### Goal
Starting with the line with "Patent image size: (726, 619)." and going on through the line with "The outer rear tube 13 is at (275, 95).", rewrite the records with "auto-injector" renamed to "injection device" and nothing else changed. Give only those lines.

********************

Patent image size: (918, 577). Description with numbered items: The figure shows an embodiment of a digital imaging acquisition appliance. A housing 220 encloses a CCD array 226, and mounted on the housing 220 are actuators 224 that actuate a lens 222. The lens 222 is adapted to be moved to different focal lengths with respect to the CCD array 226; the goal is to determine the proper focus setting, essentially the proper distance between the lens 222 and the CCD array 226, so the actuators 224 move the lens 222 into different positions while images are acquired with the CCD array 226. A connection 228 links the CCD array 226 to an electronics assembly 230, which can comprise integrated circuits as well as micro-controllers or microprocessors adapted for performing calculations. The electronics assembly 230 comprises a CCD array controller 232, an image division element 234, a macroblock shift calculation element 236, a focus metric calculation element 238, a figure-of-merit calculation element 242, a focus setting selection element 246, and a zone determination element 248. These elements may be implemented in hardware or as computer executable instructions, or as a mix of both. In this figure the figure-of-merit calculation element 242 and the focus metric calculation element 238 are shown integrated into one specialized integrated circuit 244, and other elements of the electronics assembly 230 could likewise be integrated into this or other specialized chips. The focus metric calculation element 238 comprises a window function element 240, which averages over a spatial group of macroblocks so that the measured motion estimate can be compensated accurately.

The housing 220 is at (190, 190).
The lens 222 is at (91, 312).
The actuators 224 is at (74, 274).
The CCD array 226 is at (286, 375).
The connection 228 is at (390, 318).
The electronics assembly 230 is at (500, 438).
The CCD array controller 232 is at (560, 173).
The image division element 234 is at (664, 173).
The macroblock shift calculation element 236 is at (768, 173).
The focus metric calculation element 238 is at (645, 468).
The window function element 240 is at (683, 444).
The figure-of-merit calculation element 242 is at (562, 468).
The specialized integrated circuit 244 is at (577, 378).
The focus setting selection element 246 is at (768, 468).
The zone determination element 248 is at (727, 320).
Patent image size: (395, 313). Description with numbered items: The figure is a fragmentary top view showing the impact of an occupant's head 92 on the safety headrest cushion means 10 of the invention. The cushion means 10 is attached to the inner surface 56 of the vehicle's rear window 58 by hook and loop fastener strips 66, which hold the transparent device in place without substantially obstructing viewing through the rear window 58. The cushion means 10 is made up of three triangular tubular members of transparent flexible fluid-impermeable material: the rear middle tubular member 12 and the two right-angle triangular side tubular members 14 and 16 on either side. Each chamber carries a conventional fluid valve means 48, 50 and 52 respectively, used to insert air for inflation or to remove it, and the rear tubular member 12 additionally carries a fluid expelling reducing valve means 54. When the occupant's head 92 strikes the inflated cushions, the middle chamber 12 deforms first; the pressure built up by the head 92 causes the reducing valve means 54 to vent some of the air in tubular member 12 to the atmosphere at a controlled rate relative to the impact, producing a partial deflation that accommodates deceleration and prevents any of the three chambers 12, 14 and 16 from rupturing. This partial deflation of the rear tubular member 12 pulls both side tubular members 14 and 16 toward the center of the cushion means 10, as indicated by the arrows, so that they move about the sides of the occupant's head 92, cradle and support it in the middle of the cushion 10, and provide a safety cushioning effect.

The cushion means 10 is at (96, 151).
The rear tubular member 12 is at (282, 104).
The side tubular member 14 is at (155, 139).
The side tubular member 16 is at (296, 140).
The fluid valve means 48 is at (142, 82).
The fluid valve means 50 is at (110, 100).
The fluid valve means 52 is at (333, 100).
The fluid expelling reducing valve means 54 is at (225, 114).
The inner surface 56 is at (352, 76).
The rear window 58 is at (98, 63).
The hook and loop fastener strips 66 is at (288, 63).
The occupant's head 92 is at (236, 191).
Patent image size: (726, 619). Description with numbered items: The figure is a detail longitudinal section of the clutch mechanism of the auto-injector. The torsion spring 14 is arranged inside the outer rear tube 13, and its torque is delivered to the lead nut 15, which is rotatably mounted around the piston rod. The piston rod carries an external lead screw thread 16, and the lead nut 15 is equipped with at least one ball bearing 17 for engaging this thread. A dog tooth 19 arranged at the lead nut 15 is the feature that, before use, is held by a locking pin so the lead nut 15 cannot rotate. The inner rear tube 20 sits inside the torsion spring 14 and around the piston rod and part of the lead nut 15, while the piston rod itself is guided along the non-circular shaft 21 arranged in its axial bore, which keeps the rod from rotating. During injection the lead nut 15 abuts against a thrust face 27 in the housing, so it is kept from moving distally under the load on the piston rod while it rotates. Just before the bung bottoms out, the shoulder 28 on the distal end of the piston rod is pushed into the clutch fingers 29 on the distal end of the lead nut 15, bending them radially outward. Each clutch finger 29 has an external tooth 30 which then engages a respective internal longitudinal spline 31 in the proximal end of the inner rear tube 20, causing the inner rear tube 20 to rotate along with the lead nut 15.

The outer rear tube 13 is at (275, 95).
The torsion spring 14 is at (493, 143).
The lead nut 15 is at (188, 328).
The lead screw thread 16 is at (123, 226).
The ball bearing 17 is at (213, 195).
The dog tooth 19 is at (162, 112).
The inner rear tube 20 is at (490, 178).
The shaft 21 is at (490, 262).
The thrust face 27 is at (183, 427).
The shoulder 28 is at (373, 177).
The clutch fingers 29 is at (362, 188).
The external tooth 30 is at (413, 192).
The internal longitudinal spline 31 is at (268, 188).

********************

### Finished answer
Patent image size: (726, 619). Description with numbered items: The figure is a detail longitudinal section of the clutch mechanism of the injection device. The torsion spring 14 is arranged inside the outer rear tube 13, and its torque is delivered to the lead nut 15, which is rotatably mounted around the piston rod. The piston rod carries an external lead screw thread 16, and the lead nut 15 is equipped with at least one ball bearing 17 for engaging this thread. A dog tooth 19 arranged at the lead nut 15 is the feature that, before use, is held by a locking pin so the lead nut 15 cannot rotate. The inner rear tube 20 sits inside the torsion spring 14 and around the piston rod and part of the lead nut 15, while the piston rod itself is guided along the non-circular shaft 21 arranged in its axial bore, which keeps the rod from rotating. During injection the lead nut 15 abuts against a thrust face 27 in the housing, so it is kept from moving distally under the load on the piston rod while it rotates. Just before the bung bottoms out, the shoulder 28 on the distal end of the piston rod is pushed into the clutch fingers 29 on the distal end of the lead nut 15, bending them radially outward. Each clutch finger 29 has an external tooth 30 which then engages a respective internal longitudinal spline 31 in the proximal end of the inner rear tube 20, causing the inner rear tube 20 to rotate along with the lead nut 15.

The outer rear tube 13 is at (275, 95).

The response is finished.